_TASK BRIEF:_
For each line below that includes the word "Vertical", make a copy.

_RAW RECORDS:_

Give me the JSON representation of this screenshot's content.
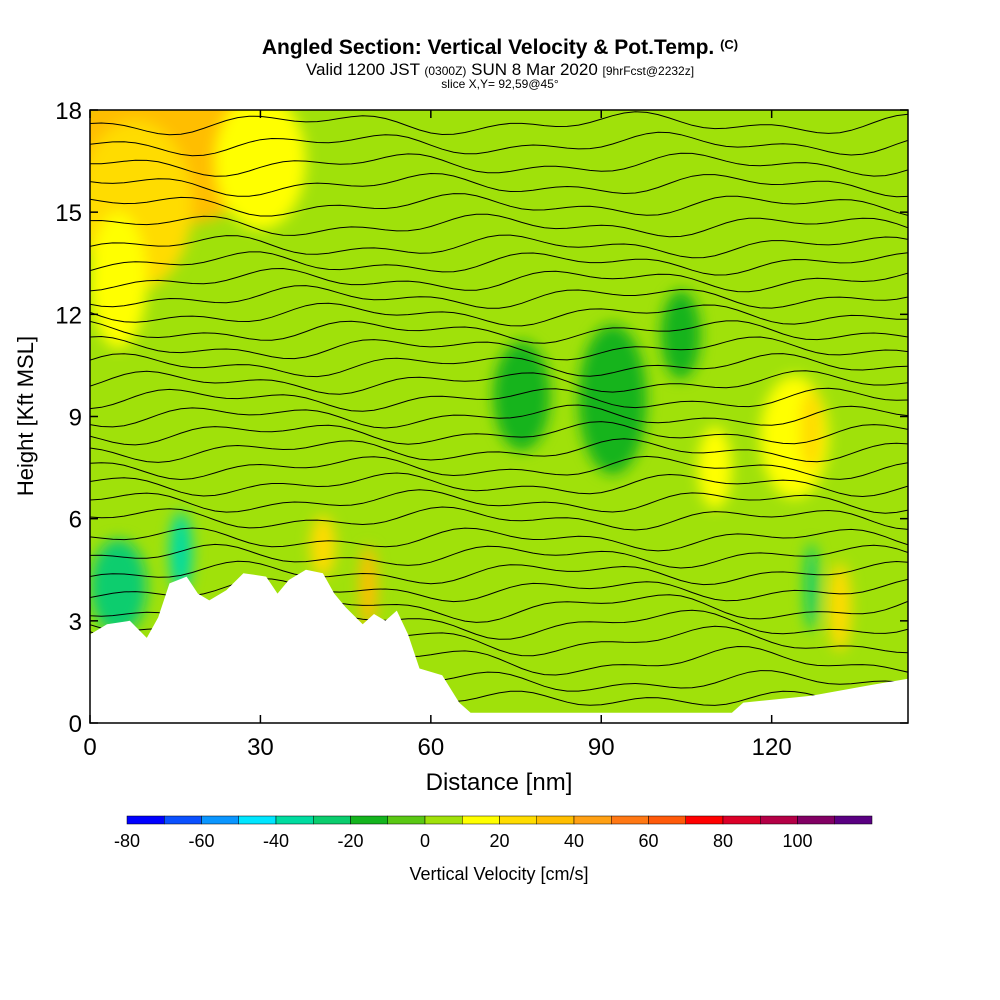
{
  "title": {
    "main": "Angled Section: Vertical Velocity & Pot.Temp.",
    "main_unit": "(C)",
    "valid_prefix": "Valid 1200 JST",
    "valid_utc": "(0300Z)",
    "valid_date": "SUN 8 Mar 2020",
    "forecast": "[9hrFcst@2232z]",
    "slice": "slice X,Y= 92,59@45°"
  },
  "chart_data": {
    "type": "heatmap",
    "xlabel": "Distance [nm]",
    "ylabel": "Height [Kft MSL]",
    "xlim": [
      0,
      144
    ],
    "ylim": [
      0,
      18
    ],
    "x_ticks": [
      0,
      30,
      60,
      90,
      120
    ],
    "y_ticks": [
      0,
      3,
      6,
      9,
      12,
      15,
      18
    ],
    "colorbar": {
      "label": "Vertical Velocity [cm/s]",
      "tick_labels": [
        -80,
        -60,
        -40,
        -20,
        0,
        20,
        40,
        60,
        80,
        100
      ],
      "bins": [
        {
          "from": -80,
          "to": -70,
          "color": "#0000ff"
        },
        {
          "from": -70,
          "to": -60,
          "color": "#0a50ff"
        },
        {
          "from": -60,
          "to": -50,
          "color": "#0a96ff"
        },
        {
          "from": -50,
          "to": -40,
          "color": "#00e6ff"
        },
        {
          "from": -40,
          "to": -30,
          "color": "#00dca0"
        },
        {
          "from": -30,
          "to": -20,
          "color": "#0acd6e"
        },
        {
          "from": -20,
          "to": -10,
          "color": "#14b41e"
        },
        {
          "from": -10,
          "to": 0,
          "color": "#5ac814"
        },
        {
          "from": 0,
          "to": 10,
          "color": "#a0e10a"
        },
        {
          "from": 10,
          "to": 20,
          "color": "#ffff00"
        },
        {
          "from": 20,
          "to": 30,
          "color": "#ffdc00"
        },
        {
          "from": 30,
          "to": 40,
          "color": "#ffbe00"
        },
        {
          "from": 40,
          "to": 50,
          "color": "#ffa014"
        },
        {
          "from": 50,
          "to": 60,
          "color": "#ff7814"
        },
        {
          "from": 60,
          "to": 70,
          "color": "#ff5a0a"
        },
        {
          "from": 70,
          "to": 80,
          "color": "#ff0000"
        },
        {
          "from": 80,
          "to": 90,
          "color": "#dc0028"
        },
        {
          "from": 90,
          "to": 100,
          "color": "#b40046"
        },
        {
          "from": 100,
          "to": 110,
          "color": "#820064"
        },
        {
          "from": 110,
          "to": 120,
          "color": "#5a0082"
        }
      ]
    },
    "terrain_height": [
      {
        "x": 0,
        "y": 2.6
      },
      {
        "x": 3,
        "y": 2.9
      },
      {
        "x": 7,
        "y": 3.0
      },
      {
        "x": 10,
        "y": 2.5
      },
      {
        "x": 12,
        "y": 3.1
      },
      {
        "x": 14,
        "y": 4.1
      },
      {
        "x": 17,
        "y": 4.3
      },
      {
        "x": 19,
        "y": 3.8
      },
      {
        "x": 21,
        "y": 3.6
      },
      {
        "x": 24,
        "y": 3.9
      },
      {
        "x": 27,
        "y": 4.4
      },
      {
        "x": 31,
        "y": 4.3
      },
      {
        "x": 33,
        "y": 3.8
      },
      {
        "x": 35,
        "y": 4.2
      },
      {
        "x": 38,
        "y": 4.5
      },
      {
        "x": 41,
        "y": 4.4
      },
      {
        "x": 43,
        "y": 3.8
      },
      {
        "x": 45,
        "y": 3.4
      },
      {
        "x": 48,
        "y": 2.9
      },
      {
        "x": 50,
        "y": 3.2
      },
      {
        "x": 52,
        "y": 3.0
      },
      {
        "x": 54,
        "y": 3.3
      },
      {
        "x": 56,
        "y": 2.6
      },
      {
        "x": 58,
        "y": 1.6
      },
      {
        "x": 62,
        "y": 1.4
      },
      {
        "x": 65,
        "y": 0.6
      },
      {
        "x": 67,
        "y": 0.3
      },
      {
        "x": 113,
        "y": 0.3
      },
      {
        "x": 115,
        "y": 0.6
      },
      {
        "x": 127,
        "y": 0.8
      },
      {
        "x": 137,
        "y": 1.1
      },
      {
        "x": 144,
        "y": 1.3
      }
    ],
    "velocity_features": [
      {
        "x": 14,
        "y": 16.8,
        "rx": 18,
        "ry": 2.2,
        "value": 30
      },
      {
        "x": 8,
        "y": 15.2,
        "rx": 10,
        "ry": 2.5,
        "value": 25
      },
      {
        "x": 30,
        "y": 16.5,
        "rx": 8,
        "ry": 2.0,
        "value": 15
      },
      {
        "x": 5,
        "y": 13.0,
        "rx": 5,
        "ry": 2.0,
        "value": 12
      },
      {
        "x": 76,
        "y": 9.6,
        "rx": 5,
        "ry": 1.6,
        "value": -15
      },
      {
        "x": 92,
        "y": 9.5,
        "rx": 6,
        "ry": 2.2,
        "value": -15
      },
      {
        "x": 104,
        "y": 11.4,
        "rx": 3.5,
        "ry": 1.3,
        "value": -15
      },
      {
        "x": 124,
        "y": 8.4,
        "rx": 6,
        "ry": 1.8,
        "value": 15
      },
      {
        "x": 127,
        "y": 8.6,
        "rx": 2,
        "ry": 1.2,
        "value": 25
      },
      {
        "x": 110,
        "y": 7.5,
        "rx": 3,
        "ry": 1.2,
        "value": 12
      },
      {
        "x": 5,
        "y": 4.0,
        "rx": 5,
        "ry": 1.4,
        "value": -30
      },
      {
        "x": 16,
        "y": 5.0,
        "rx": 2,
        "ry": 1.2,
        "value": -40
      },
      {
        "x": 41,
        "y": 5.2,
        "rx": 2.2,
        "ry": 0.9,
        "value": 25
      },
      {
        "x": 49,
        "y": 4.0,
        "rx": 1.5,
        "ry": 1.2,
        "value": 30
      },
      {
        "x": 132,
        "y": 3.4,
        "rx": 2,
        "ry": 1.3,
        "value": 25
      },
      {
        "x": 127,
        "y": 4.0,
        "rx": 1.2,
        "ry": 1.3,
        "value": -25
      }
    ],
    "potential_temperature_contours": {
      "color": "#000000",
      "levels": [
        {
          "base": 0.7,
          "dip": 0.1
        },
        {
          "base": 1.2,
          "dip": 0.2
        },
        {
          "base": 1.8,
          "dip": 0.3
        },
        {
          "base": 2.4,
          "dip": 0.3
        },
        {
          "base": 2.9,
          "dip": 0.3
        },
        {
          "base": 3.4,
          "dip": 0.3
        },
        {
          "base": 3.9,
          "dip": 0.2
        },
        {
          "base": 4.4,
          "dip": 0.2
        },
        {
          "base": 4.9,
          "dip": 0.2
        },
        {
          "base": 5.4,
          "dip": 0.2
        },
        {
          "base": 6.0,
          "dip": 0.2
        },
        {
          "base": 6.5,
          "dip": 0.2
        },
        {
          "base": 7.0,
          "dip": 0.2
        },
        {
          "base": 7.5,
          "dip": 0.2
        },
        {
          "base": 8.0,
          "dip": 0.2
        },
        {
          "base": 8.5,
          "dip": 0.2
        },
        {
          "base": 9.0,
          "dip": 0.2
        },
        {
          "base": 9.5,
          "dip": 0.2
        },
        {
          "base": 10.0,
          "dip": 0.2
        },
        {
          "base": 10.5,
          "dip": 0.2
        },
        {
          "base": 11.0,
          "dip": 0.2
        },
        {
          "base": 11.5,
          "dip": 0.2
        },
        {
          "base": 12.0,
          "dip": 0.2
        },
        {
          "base": 12.5,
          "dip": 0.2
        },
        {
          "base": 13.0,
          "dip": 0.2
        },
        {
          "base": 13.5,
          "dip": 0.2
        },
        {
          "base": 14.0,
          "dip": 0.2
        },
        {
          "base": 14.6,
          "dip": 0.2
        },
        {
          "base": 15.2,
          "dip": 0.2
        },
        {
          "base": 15.8,
          "dip": 0.2
        },
        {
          "base": 16.4,
          "dip": 0.2
        },
        {
          "base": 17.0,
          "dip": 0.2
        },
        {
          "base": 17.6,
          "dip": 0.2
        }
      ]
    }
  }
}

_CORRECT OUTPUT:_
    "main": "Angled Section: Vertical Velocity & Pot.Temp.",
      "label": "Vertical Velocity [cm/s]",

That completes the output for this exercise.